+++ Rows +++
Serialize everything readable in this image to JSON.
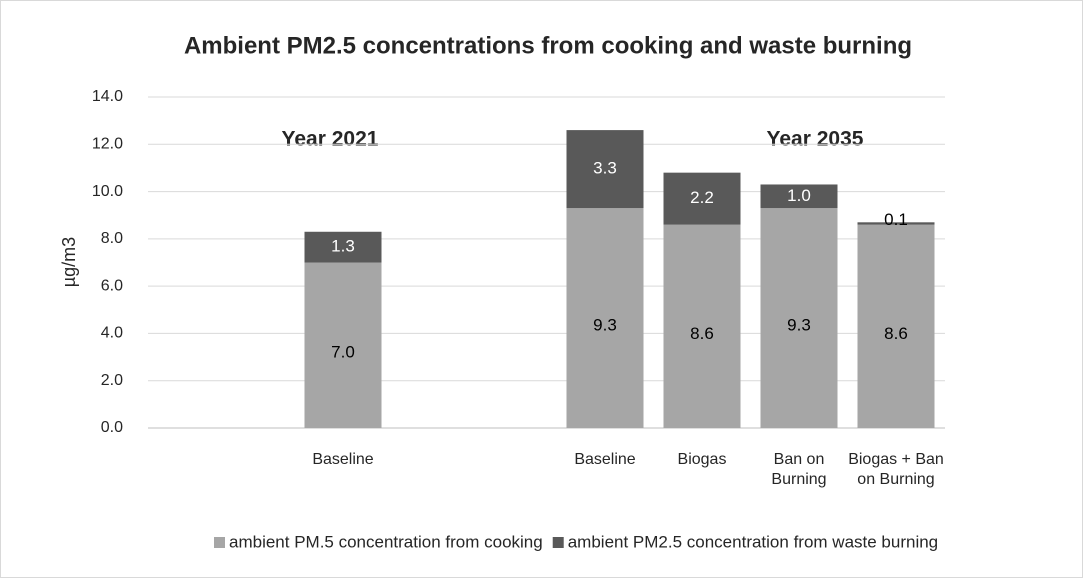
{
  "chart_data": {
    "type": "stacked_bar",
    "title": "Ambient PM2.5 concentrations from cooking and waste burning",
    "y_label": "µg/m3",
    "annotations": [
      "Year 2021",
      "Year 2035"
    ],
    "categories": [
      "Baseline",
      "Baseline",
      "Biogas",
      "Ban on Burning",
      "Biogas + Ban on Burning"
    ],
    "series": [
      {
        "name": "ambient PM.5 concentration from cooking",
        "color": "#a6a6a6",
        "values": [
          7.0,
          9.3,
          8.6,
          9.3,
          8.6
        ],
        "value_labels": [
          "7.0",
          "9.3",
          "8.6",
          "9.3",
          "8.6"
        ]
      },
      {
        "name": "ambient PM2.5 concentration from waste burning",
        "color": "#595959",
        "values": [
          1.3,
          3.3,
          2.2,
          1.0,
          0.1
        ],
        "value_labels": [
          "1.3",
          "3.3",
          "2.2",
          "1.0",
          "0.1"
        ]
      }
    ],
    "ylim": [
      0,
      14
    ],
    "yticks": [
      {
        "value": 0,
        "label": "0.0"
      },
      {
        "value": 2,
        "label": "2.0"
      },
      {
        "value": 4,
        "label": "4.0"
      },
      {
        "value": 6,
        "label": "6.0"
      },
      {
        "value": 8,
        "label": "8.0"
      },
      {
        "value": 10,
        "label": "10.0"
      },
      {
        "value": 12,
        "label": "12.0"
      },
      {
        "value": 14,
        "label": "14.0"
      }
    ],
    "grid": true,
    "legend": "bottom"
  }
}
+++
• _Instructions for the task_
Take the listing above and print it exactly, apart from the pictures.

• _Result for this task_
Serialize everything readable in this image to JSON.
{
  "chart_data": {
    "type": "stacked_bar",
    "title": "Ambient PM2.5 concentrations from cooking and waste burning",
    "y_label": "µg/m3",
    "annotations": [
      "Year 2021",
      "Year 2035"
    ],
    "categories": [
      "Baseline",
      "Baseline",
      "Biogas",
      "Ban on Burning",
      "Biogas + Ban on Burning"
    ],
    "series": [
      {
        "name": "ambient PM.5 concentration from cooking",
        "color": "#a6a6a6",
        "values": [
          7.0,
          9.3,
          8.6,
          9.3,
          8.6
        ],
        "value_labels": [
          "7.0",
          "9.3",
          "8.6",
          "9.3",
          "8.6"
        ]
      },
      {
        "name": "ambient PM2.5 concentration from waste burning",
        "color": "#595959",
        "values": [
          1.3,
          3.3,
          2.2,
          1.0,
          0.1
        ],
        "value_labels": [
          "1.3",
          "3.3",
          "2.2",
          "1.0",
          "0.1"
        ]
      }
    ],
    "ylim": [
      0,
      14
    ],
    "yticks": [
      {
        "value": 0,
        "label": "0.0"
      },
      {
        "value": 2,
        "label": "2.0"
      },
      {
        "value": 4,
        "label": "4.0"
      },
      {
        "value": 6,
        "label": "6.0"
      },
      {
        "value": 8,
        "label": "8.0"
      },
      {
        "value": 10,
        "label": "10.0"
      },
      {
        "value": 12,
        "label": "12.0"
      },
      {
        "value": 14,
        "label": "14.0"
      }
    ],
    "grid": true,
    "legend": "bottom"
  }
}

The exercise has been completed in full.